▶ _DATA RECORDS_:
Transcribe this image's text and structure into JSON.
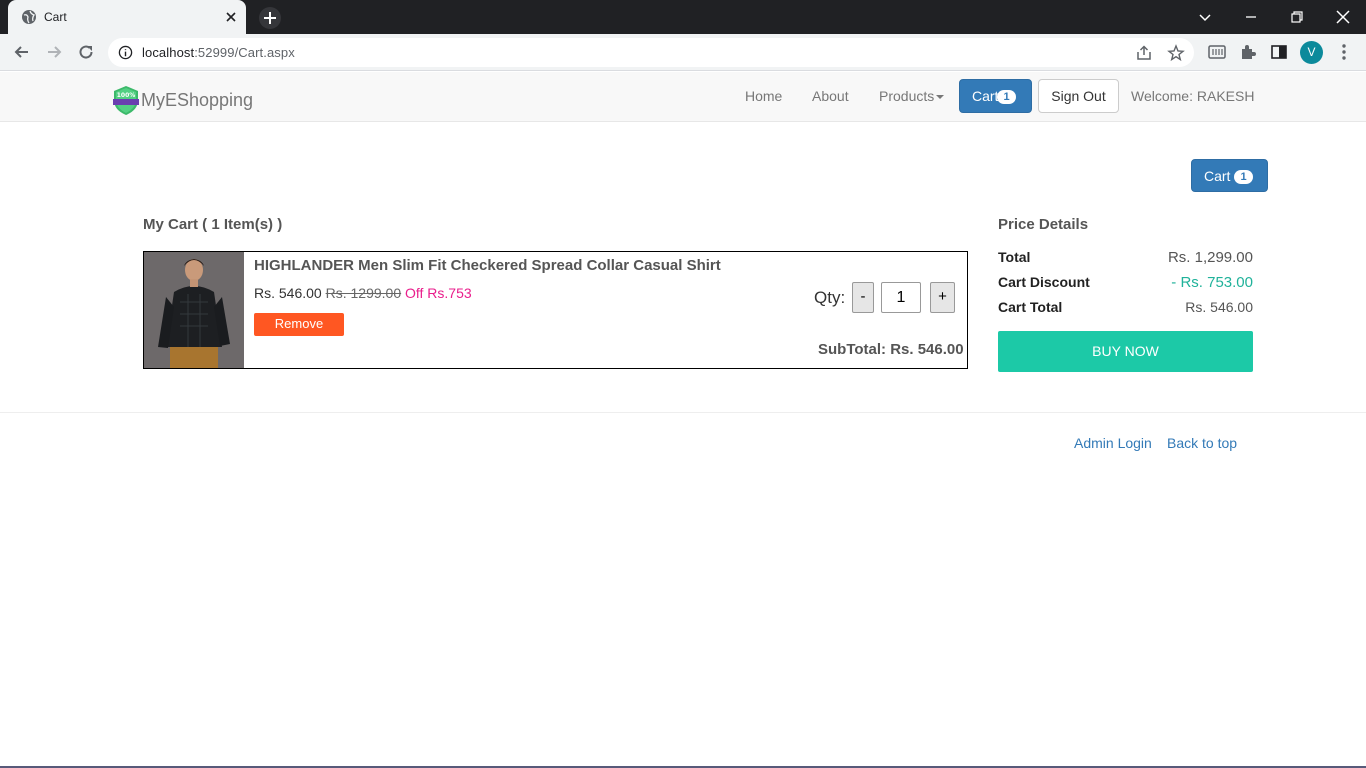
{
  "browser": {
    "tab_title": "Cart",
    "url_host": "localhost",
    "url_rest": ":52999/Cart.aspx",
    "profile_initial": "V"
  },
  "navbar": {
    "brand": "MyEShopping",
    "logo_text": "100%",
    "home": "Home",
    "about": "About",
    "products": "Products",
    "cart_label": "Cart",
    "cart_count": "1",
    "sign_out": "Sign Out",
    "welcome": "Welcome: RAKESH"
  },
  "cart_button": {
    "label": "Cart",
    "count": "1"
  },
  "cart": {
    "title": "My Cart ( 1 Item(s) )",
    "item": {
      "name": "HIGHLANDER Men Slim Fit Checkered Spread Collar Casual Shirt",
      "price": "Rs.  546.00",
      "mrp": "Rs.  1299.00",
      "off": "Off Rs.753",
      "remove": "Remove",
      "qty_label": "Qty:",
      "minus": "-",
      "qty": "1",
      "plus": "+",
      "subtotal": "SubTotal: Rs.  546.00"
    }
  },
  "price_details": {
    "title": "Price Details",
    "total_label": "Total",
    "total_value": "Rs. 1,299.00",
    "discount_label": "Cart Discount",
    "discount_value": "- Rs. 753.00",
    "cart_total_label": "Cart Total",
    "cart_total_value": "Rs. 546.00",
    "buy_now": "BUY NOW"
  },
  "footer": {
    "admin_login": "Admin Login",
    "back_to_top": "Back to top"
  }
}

▶ _WORK TO COMPLETE_:
Give back every line exactly as it stands, pictures excluded.

▶ _EXERCISE RESULT_:
Transcribe this image's text and structure into JSON.
{
  "browser": {
    "tab_title": "Cart",
    "url_host": "localhost",
    "url_rest": ":52999/Cart.aspx",
    "profile_initial": "V"
  },
  "navbar": {
    "brand": "MyEShopping",
    "logo_text": "100%",
    "home": "Home",
    "about": "About",
    "products": "Products",
    "cart_label": "Cart",
    "cart_count": "1",
    "sign_out": "Sign Out",
    "welcome": "Welcome: RAKESH"
  },
  "cart_button": {
    "label": "Cart",
    "count": "1"
  },
  "cart": {
    "title": "My Cart ( 1 Item(s) )",
    "item": {
      "name": "HIGHLANDER Men Slim Fit Checkered Spread Collar Casual Shirt",
      "price": "Rs.  546.00",
      "mrp": "Rs.  1299.00",
      "off": "Off Rs.753",
      "remove": "Remove",
      "qty_label": "Qty:",
      "minus": "-",
      "qty": "1",
      "plus": "+",
      "subtotal": "SubTotal: Rs.  546.00"
    }
  },
  "price_details": {
    "title": "Price Details",
    "total_label": "Total",
    "total_value": "Rs. 1,299.00",
    "discount_label": "Cart Discount",
    "discount_value": "- Rs. 753.00",
    "cart_total_label": "Cart Total",
    "cart_total_value": "Rs. 546.00",
    "buy_now": "BUY NOW"
  },
  "footer": {
    "admin_login": "Admin Login",
    "back_to_top": "Back to top"
  }
}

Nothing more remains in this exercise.